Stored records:
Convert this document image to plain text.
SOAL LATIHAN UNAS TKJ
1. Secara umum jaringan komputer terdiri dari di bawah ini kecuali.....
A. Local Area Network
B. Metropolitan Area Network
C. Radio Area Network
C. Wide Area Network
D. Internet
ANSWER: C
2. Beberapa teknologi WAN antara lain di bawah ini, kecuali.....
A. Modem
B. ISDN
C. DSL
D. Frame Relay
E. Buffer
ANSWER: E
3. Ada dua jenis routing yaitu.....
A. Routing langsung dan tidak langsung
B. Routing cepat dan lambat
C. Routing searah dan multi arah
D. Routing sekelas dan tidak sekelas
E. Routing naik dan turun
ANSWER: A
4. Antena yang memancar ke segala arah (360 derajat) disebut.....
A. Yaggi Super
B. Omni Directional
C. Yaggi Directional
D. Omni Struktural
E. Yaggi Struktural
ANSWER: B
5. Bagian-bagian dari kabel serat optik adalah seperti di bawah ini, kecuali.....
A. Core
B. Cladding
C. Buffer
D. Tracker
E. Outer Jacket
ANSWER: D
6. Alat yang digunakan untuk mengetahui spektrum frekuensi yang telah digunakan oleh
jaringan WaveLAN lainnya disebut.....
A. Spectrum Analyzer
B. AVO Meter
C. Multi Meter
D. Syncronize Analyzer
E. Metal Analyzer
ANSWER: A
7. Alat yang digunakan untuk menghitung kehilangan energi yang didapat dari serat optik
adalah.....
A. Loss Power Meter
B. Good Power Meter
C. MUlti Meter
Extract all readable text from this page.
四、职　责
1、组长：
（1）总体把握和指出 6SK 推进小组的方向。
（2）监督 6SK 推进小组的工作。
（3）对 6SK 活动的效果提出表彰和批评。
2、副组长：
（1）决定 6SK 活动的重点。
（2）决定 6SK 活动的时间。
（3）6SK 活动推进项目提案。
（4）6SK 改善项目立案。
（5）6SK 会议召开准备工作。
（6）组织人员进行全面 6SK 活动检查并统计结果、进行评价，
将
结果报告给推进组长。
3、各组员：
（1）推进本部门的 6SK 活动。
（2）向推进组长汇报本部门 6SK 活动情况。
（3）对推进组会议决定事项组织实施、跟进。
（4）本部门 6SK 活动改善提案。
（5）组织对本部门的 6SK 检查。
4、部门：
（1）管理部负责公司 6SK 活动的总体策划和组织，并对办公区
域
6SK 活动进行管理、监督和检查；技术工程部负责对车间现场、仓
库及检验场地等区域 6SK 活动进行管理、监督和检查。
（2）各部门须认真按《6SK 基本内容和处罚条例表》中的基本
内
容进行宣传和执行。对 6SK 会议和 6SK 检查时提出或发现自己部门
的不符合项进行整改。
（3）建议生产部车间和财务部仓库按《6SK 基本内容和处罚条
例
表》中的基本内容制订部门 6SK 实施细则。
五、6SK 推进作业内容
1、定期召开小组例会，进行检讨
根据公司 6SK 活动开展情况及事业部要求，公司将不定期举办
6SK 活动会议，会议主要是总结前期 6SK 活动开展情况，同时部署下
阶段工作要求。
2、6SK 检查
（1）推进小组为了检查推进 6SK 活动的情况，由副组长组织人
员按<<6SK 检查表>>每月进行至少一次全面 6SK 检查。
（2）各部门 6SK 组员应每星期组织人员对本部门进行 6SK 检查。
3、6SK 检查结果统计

*Exercise task*. Reproduce exactly the lines from the one with "Extract all readable text from this page." through the end of the entries above, both ends included.

*The completed task*.
Extract all readable text from this page.
四、职　责
1、组长：
（1）总体把握和指出 6SK 推进小组的方向。
（2）监督 6SK 推进小组的工作。
（3）对 6SK 活动的效果提出表彰和批评。
2、副组长：
（1）决定 6SK 活动的重点。
（2）决定 6SK 活动的时间。
（3）6SK 活动推进项目提案。
（4）6SK 改善项目立案。
（5）6SK 会议召开准备工作。
（6）组织人员进行全面 6SK 活动检查并统计结果、进行评价，
将
结果报告给推进组长。
3、各组员：
（1）推进本部门的 6SK 活动。
（2）向推进组长汇报本部门 6SK 活动情况。
（3）对推进组会议决定事项组织实施、跟进。
（4）本部门 6SK 活动改善提案。
（5）组织对本部门的 6SK 检查。
4、部门：
（1）管理部负责公司 6SK 活动的总体策划和组织，并对办公区
域
6SK 活动进行管理、监督和检查；技术工程部负责对车间现场、仓
库及检验场地等区域 6SK 活动进行管理、监督和检查。
（2）各部门须认真按《6SK 基本内容和处罚条例表》中的基本
内
容进行宣传和执行。对 6SK 会议和 6SK 检查时提出或发现自己部门
的不符合项进行整改。
（3）建议生产部车间和财务部仓库按《6SK 基本内容和处罚条
例
表》中的基本内容制订部门 6SK 实施细则。
五、6SK 推进作业内容
1、定期召开小组例会，进行检讨
根据公司 6SK 活动开展情况及事业部要求，公司将不定期举办
6SK 活动会议，会议主要是总结前期 6SK 活动开展情况，同时部署下
阶段工作要求。
2、6SK 检查
（1）推进小组为了检查推进 6SK 活动的情况，由副组长组织人
员按<<6SK 检查表>>每月进行至少一次全面 6SK 检查。
（2）各部门 6SK 组员应每星期组织人员对本部门进行 6SK 检查。
3、6SK 检查结果统计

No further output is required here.